(STATED TASK): Write down every entry below once more, exactly.
'''
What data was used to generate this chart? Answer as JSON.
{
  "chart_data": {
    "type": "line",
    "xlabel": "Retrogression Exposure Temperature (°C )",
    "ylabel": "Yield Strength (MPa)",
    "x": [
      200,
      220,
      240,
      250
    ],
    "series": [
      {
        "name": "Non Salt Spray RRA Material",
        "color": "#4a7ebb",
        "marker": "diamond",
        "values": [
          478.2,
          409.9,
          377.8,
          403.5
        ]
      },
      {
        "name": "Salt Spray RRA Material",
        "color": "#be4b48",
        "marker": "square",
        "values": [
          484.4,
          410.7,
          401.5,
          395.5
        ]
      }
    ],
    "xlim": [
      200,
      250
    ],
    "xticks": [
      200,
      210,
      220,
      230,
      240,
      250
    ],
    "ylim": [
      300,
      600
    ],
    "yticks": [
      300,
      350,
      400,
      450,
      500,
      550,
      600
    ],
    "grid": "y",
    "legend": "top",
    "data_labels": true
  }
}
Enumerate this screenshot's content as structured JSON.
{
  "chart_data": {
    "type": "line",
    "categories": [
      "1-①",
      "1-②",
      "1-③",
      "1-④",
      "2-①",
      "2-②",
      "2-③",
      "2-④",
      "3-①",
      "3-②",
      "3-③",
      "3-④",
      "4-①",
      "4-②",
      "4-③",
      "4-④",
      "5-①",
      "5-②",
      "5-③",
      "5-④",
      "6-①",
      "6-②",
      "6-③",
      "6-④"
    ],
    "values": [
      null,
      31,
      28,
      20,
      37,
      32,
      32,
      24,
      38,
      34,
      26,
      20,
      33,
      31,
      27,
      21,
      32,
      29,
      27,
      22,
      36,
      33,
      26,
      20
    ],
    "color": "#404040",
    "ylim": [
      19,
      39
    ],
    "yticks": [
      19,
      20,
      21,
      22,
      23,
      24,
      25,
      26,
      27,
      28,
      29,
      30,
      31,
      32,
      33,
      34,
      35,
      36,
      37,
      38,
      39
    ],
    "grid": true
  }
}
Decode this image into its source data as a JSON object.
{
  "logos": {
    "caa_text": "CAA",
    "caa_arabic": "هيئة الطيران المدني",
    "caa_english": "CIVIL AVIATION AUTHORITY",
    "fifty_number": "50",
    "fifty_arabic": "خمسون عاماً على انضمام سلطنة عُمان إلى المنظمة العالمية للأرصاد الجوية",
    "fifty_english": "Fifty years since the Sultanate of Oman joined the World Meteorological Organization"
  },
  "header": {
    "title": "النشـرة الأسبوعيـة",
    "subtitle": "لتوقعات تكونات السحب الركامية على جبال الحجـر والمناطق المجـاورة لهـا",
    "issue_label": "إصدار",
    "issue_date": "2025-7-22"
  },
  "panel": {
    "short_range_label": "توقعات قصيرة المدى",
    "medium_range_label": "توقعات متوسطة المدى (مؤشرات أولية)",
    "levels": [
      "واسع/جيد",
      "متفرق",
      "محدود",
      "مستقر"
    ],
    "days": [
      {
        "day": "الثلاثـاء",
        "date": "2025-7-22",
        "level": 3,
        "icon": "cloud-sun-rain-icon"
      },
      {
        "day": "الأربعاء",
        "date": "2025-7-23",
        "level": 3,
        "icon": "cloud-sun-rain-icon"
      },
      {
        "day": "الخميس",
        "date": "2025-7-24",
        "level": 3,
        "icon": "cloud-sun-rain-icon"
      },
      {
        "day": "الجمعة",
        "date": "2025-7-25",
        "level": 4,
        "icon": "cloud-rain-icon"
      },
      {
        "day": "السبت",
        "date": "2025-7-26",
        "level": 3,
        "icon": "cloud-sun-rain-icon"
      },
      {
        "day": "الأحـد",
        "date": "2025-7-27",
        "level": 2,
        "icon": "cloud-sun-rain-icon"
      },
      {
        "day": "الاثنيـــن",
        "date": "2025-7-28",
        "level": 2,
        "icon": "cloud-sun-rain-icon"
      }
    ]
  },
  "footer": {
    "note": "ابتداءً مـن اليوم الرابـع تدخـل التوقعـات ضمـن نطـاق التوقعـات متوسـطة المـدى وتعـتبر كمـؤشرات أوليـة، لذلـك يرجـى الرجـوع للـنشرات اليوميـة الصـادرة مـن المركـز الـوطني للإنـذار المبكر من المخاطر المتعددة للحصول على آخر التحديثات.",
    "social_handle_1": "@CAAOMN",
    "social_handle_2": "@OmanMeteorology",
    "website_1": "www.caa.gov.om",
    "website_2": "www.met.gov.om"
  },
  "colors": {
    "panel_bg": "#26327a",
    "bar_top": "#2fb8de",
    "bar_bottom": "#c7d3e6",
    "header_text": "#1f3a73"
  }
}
'''
(REPLY):
What data was used to generate this chart? Answer as JSON.
{
  "chart_data": {
    "type": "line",
    "xlabel": "Retrogression Exposure Temperature (°C )",
    "ylabel": "Yield Strength (MPa)",
    "x": [
      200,
      220,
      240,
      250
    ],
    "series": [
      {
        "name": "Non Salt Spray RRA Material",
        "color": "#4a7ebb",
        "marker": "diamond",
        "values": [
          478.2,
          409.9,
          377.8,
          403.5
        ]
      },
      {
        "name": "Salt Spray RRA Material",
        "color": "#be4b48",
        "marker": "square",
        "values": [
          484.4,
          410.7,
          401.5,
          395.5
        ]
      }
    ],
    "xlim": [
      200,
      250
    ],
    "xticks": [
      200,
      210,
      220,
      230,
      240,
      250
    ],
    "ylim": [
      300,
      600
    ],
    "yticks": [
      300,
      350,
      400,
      450,
      500,
      550,
      600
    ],
    "grid": "y",
    "legend": "top",
    "data_labels": true
  }
}
Enumerate this screenshot's content as structured JSON.
{
  "chart_data": {
    "type": "line",
    "categories": [
      "1-①",
      "1-②",
      "1-③",
      "1-④",
      "2-①",
      "2-②",
      "2-③",
      "2-④",
      "3-①",
      "3-②",
      "3-③",
      "3-④",
      "4-①",
      "4-②",
      "4-③",
      "4-④",
      "5-①",
      "5-②",
      "5-③",
      "5-④",
      "6-①",
      "6-②",
      "6-③",
      "6-④"
    ],
    "values": [
      null,
      31,
      28,
      20,
      37,
      32,
      32,
      24,
      38,
      34,
      26,
      20,
      33,
      31,
      27,
      21,
      32,
      29,
      27,
      22,
      36,
      33,
      26,
      20
    ],
    "color": "#404040",
    "ylim": [
      19,
      39
    ],
    "yticks": [
      19,
      20,
      21,
      22,
      23,
      24,
      25,
      26,
      27,
      28,
      29,
      30,
      31,
      32,
      33,
      34,
      35,
      36,
      37,
      38,
      39
    ],
    "grid": true
  }
}
Decode this image into its source data as a JSON object.
{
  "logos": {
    "caa_text": "CAA",
    "caa_arabic": "هيئة الطيران المدني",
    "caa_english": "CIVIL AVIATION AUTHORITY",
    "fifty_number": "50",
    "fifty_arabic": "خمسون عاماً على انضمام سلطنة عُمان إلى المنظمة العالمية للأرصاد الجوية",
    "fifty_english": "Fifty years since the Sultanate of Oman joined the World Meteorological Organization"
  },
  "header": {
    "title": "النشـرة الأسبوعيـة",
    "subtitle": "لتوقعات تكونات السحب الركامية على جبال الحجـر والمناطق المجـاورة لهـا",
    "issue_label": "إصدار",
    "issue_date": "2025-7-22"
  },
  "panel": {
    "short_range_label": "توقعات قصيرة المدى",
    "medium_range_label": "توقعات متوسطة المدى (مؤشرات أولية)",
    "levels": [
      "واسع/جيد",
      "متفرق",
      "محدود",
      "مستقر"
    ],
    "days": [
      {
        "day": "الثلاثـاء",
        "date": "2025-7-22",
        "level": 3,
        "icon": "cloud-sun-rain-icon"
      },
      {
        "day": "الأربعاء",
        "date": "2025-7-23",
        "level": 3,
        "icon": "cloud-sun-rain-icon"
      },
      {
        "day": "الخميس",
        "date": "2025-7-24",
        "level": 3,
        "icon": "cloud-sun-rain-icon"
      },
      {
        "day": "الجمعة",
        "date": "2025-7-25",
        "level": 4,
        "icon": "cloud-rain-icon"
      },
      {
        "day": "السبت",
        "date": "2025-7-26",
        "level": 3,
        "icon": "cloud-sun-rain-icon"
      },
      {
        "day": "الأحـد",
        "date": "2025-7-27",
        "level": 2,
        "icon": "cloud-sun-rain-icon"
      },
      {
        "day": "الاثنيـــن",
        "date": "2025-7-28",
        "level": 2,
        "icon": "cloud-sun-rain-icon"
      }
    ]
  },
  "footer": {
    "note": "ابتداءً مـن اليوم الرابـع تدخـل التوقعـات ضمـن نطـاق التوقعـات متوسـطة المـدى وتعـتبر كمـؤشرات أوليـة، لذلـك يرجـى الرجـوع للـنشرات اليوميـة الصـادرة مـن المركـز الـوطني للإنـذار المبكر من المخاطر المتعددة للحصول على آخر التحديثات.",
    "social_handle_1": "@CAAOMN",
    "social_handle_2": "@OmanMeteorology",
    "website_1": "www.caa.gov.om",
    "website_2": "www.met.gov.om"
  },
  "colors": {
    "panel_bg": "#26327a",
    "bar_top": "#2fb8de",
    "bar_bottom": "#c7d3e6",
    "header_text": "#1f3a73"
  }
}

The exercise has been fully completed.